**Aim of the exercise**
Return only the number of lines that hold "TARDIENTA".

=== Provided information ===

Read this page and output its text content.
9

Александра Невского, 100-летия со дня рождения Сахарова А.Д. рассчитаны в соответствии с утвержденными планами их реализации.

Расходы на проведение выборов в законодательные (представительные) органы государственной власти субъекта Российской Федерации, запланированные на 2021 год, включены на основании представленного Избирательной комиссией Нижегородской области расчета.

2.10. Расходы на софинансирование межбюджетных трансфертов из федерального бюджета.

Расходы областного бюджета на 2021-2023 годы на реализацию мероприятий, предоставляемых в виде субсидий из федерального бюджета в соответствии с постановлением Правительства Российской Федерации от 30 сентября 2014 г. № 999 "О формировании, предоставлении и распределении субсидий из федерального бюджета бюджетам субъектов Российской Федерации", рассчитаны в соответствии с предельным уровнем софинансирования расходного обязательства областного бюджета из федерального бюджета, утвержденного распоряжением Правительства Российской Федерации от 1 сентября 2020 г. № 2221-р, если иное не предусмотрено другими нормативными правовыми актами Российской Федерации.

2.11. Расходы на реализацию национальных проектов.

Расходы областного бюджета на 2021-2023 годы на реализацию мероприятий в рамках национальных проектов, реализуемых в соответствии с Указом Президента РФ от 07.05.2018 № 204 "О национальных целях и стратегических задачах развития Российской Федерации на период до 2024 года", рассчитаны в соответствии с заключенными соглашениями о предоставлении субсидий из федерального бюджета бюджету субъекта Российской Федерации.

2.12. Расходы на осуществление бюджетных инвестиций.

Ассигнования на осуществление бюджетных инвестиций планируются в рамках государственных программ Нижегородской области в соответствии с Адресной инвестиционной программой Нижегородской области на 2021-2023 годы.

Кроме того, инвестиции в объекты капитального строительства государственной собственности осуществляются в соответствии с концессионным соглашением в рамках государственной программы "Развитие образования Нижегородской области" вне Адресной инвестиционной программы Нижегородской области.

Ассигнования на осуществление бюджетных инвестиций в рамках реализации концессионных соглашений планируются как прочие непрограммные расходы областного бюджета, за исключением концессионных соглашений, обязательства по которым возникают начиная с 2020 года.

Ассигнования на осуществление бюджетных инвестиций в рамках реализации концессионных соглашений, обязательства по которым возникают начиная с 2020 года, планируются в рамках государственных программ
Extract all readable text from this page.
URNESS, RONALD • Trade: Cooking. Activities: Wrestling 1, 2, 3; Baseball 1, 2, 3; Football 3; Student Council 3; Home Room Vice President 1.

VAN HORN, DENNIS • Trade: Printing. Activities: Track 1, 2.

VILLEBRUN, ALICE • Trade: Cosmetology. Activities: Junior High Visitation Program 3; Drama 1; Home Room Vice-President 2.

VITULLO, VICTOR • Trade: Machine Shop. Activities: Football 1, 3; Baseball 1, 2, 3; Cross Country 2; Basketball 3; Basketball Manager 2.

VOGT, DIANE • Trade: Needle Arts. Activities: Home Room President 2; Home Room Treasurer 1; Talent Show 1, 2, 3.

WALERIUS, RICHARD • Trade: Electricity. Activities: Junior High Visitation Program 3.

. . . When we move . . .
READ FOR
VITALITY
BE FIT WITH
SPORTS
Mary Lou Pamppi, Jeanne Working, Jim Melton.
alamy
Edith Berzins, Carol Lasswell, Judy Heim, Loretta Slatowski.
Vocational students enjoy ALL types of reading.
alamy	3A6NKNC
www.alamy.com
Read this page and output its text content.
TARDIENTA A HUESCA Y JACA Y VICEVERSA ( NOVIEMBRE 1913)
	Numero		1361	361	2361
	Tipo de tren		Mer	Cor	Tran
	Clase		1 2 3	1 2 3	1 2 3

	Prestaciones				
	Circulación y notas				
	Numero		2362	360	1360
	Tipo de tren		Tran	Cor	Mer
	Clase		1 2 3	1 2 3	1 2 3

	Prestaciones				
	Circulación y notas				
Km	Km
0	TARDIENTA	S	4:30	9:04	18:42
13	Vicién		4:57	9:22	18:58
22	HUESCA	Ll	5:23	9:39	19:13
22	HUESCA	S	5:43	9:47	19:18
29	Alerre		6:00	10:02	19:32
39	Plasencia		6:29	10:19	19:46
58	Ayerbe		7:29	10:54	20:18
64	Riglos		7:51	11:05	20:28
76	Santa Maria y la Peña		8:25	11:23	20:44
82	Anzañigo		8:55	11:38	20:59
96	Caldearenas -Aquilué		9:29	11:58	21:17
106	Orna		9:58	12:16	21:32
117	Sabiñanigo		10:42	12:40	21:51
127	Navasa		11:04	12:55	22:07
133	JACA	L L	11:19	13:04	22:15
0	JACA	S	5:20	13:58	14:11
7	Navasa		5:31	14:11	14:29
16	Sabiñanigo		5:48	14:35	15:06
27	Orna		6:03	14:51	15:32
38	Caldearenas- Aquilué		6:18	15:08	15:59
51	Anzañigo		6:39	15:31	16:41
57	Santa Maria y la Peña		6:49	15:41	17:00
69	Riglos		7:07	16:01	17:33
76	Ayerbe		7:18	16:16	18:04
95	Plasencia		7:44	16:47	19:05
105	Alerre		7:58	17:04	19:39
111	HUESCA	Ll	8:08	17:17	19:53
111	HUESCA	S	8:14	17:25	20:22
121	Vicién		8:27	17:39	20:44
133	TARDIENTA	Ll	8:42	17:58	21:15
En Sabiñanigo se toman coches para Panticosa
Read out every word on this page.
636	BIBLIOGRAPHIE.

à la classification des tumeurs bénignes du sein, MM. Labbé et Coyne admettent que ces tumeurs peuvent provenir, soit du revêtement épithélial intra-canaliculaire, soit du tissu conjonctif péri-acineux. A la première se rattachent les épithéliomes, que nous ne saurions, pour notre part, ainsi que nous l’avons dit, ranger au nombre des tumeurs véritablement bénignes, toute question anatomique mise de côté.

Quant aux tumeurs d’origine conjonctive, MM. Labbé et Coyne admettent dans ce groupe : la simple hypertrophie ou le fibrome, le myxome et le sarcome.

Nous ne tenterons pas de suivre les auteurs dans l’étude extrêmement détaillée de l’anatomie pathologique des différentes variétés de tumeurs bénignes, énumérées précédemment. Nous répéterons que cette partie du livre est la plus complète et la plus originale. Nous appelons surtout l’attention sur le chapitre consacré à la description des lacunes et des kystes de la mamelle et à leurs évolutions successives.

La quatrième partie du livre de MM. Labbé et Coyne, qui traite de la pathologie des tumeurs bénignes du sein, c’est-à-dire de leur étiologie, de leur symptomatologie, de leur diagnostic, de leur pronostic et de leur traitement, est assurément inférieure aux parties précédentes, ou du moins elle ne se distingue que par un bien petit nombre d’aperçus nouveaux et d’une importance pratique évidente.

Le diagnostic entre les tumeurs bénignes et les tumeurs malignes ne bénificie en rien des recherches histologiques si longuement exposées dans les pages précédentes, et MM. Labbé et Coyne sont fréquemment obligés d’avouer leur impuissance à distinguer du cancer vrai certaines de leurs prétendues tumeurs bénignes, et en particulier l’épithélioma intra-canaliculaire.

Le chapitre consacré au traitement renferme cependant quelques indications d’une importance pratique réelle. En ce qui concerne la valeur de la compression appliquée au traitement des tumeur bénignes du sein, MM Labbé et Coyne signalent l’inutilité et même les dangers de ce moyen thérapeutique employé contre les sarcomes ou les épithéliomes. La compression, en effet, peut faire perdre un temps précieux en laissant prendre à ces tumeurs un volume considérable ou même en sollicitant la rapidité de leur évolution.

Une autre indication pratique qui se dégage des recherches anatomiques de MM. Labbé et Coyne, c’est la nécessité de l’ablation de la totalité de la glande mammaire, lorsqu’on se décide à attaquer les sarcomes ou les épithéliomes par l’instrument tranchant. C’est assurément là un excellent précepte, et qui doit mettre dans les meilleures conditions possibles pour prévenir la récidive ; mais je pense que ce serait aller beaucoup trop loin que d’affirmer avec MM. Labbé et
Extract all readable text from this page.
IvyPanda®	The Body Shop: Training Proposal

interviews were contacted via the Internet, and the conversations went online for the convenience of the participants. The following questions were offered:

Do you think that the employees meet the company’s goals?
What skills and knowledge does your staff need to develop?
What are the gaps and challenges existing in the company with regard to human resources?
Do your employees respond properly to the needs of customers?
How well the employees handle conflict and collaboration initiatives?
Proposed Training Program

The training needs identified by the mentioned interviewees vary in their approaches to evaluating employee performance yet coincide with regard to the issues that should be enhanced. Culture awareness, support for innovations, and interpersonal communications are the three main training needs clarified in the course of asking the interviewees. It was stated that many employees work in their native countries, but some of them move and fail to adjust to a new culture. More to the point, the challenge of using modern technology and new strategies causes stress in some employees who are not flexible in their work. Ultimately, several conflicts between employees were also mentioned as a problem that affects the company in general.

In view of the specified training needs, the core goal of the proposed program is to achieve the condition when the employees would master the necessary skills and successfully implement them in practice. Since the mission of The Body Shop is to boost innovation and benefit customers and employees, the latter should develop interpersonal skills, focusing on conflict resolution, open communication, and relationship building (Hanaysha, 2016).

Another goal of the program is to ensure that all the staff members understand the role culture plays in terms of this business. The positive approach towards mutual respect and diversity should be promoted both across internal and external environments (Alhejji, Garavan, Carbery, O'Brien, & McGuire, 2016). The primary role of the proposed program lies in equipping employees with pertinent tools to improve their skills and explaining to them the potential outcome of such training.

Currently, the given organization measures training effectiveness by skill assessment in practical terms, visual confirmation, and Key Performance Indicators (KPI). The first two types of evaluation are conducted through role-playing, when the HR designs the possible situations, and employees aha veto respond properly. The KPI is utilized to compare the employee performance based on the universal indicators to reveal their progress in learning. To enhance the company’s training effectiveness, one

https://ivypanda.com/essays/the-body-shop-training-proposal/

===

**Task answer**
3